- **Given request**
Return each line that holds the word "this".

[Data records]
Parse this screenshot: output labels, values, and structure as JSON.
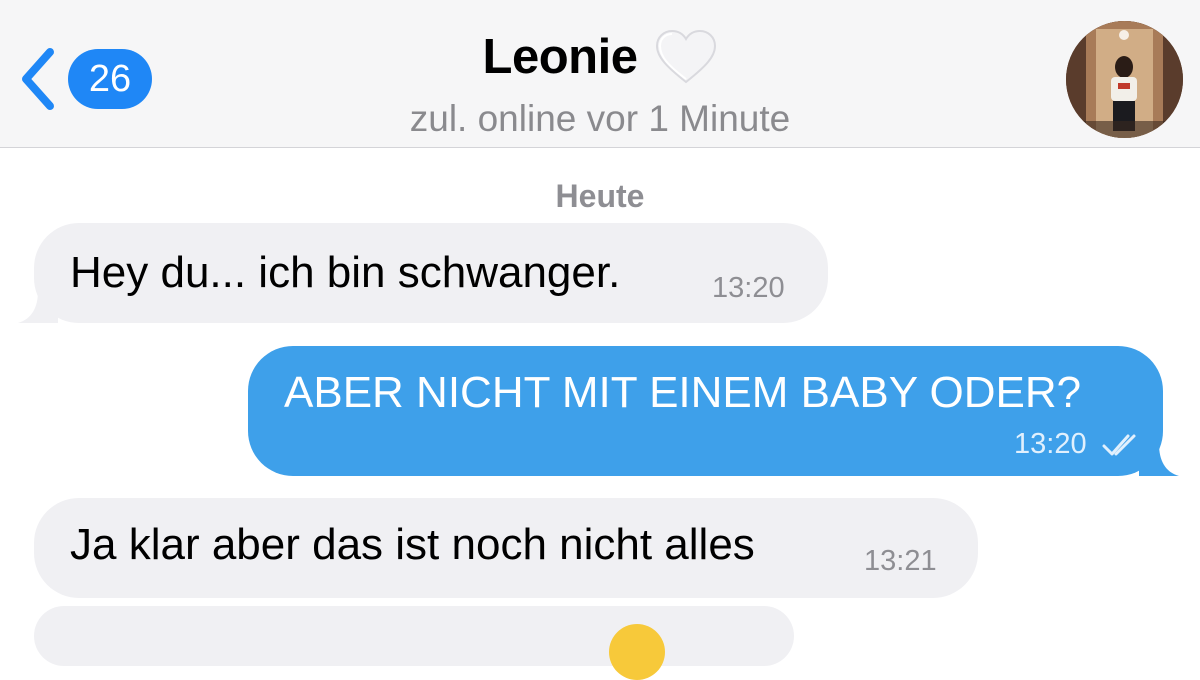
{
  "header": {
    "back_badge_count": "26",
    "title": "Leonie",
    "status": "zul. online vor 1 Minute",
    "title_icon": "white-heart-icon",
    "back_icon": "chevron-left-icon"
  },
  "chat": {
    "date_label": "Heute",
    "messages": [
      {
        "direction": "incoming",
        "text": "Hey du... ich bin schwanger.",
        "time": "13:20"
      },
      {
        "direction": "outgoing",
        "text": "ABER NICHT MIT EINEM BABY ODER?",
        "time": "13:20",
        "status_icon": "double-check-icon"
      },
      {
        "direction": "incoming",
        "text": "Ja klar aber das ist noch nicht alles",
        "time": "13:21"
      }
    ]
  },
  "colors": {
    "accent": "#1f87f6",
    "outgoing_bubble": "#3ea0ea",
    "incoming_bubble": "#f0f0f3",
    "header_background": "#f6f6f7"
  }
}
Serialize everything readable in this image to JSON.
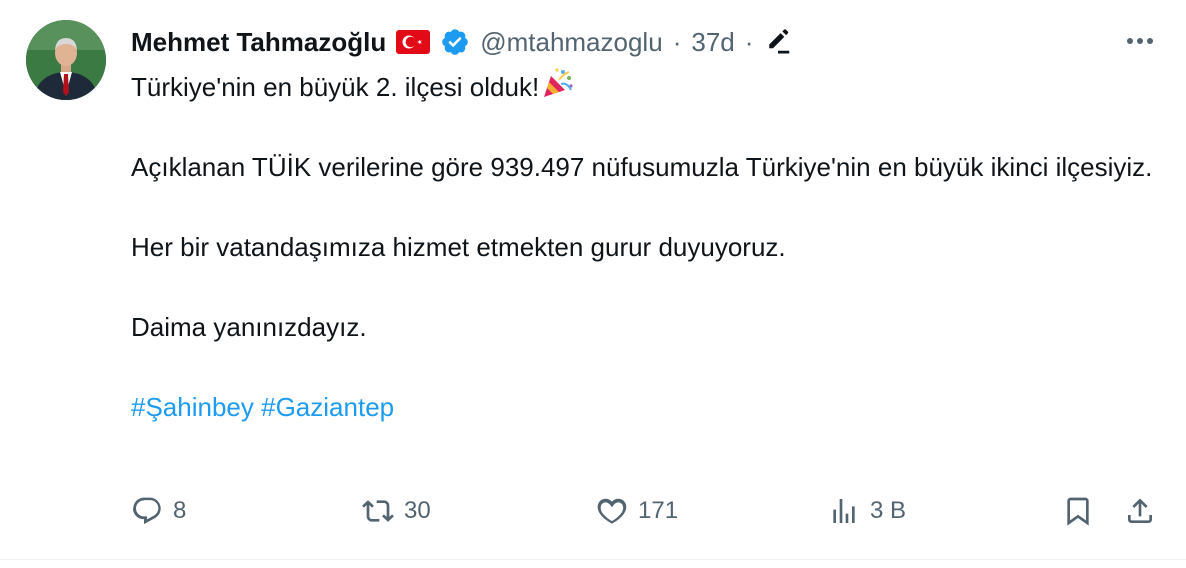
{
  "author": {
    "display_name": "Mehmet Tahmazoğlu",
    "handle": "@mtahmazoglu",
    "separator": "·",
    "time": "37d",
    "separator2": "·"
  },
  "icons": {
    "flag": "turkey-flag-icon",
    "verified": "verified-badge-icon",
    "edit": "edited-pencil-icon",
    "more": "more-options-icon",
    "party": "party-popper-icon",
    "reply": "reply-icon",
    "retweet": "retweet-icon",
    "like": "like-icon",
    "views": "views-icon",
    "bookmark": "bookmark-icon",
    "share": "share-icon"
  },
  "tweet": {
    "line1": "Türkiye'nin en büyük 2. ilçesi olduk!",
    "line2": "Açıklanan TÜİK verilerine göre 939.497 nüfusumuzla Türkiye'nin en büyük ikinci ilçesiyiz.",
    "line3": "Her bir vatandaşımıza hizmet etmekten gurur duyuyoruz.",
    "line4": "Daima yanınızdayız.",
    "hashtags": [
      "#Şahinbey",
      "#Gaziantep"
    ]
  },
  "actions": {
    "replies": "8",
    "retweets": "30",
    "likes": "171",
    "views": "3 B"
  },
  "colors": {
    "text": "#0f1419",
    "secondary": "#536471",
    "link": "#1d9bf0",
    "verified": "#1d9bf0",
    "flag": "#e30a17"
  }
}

- **The completed task**
Parse this screenshot: output labels, values, and structure as JSON.
Serialize everything readable in this image to JSON.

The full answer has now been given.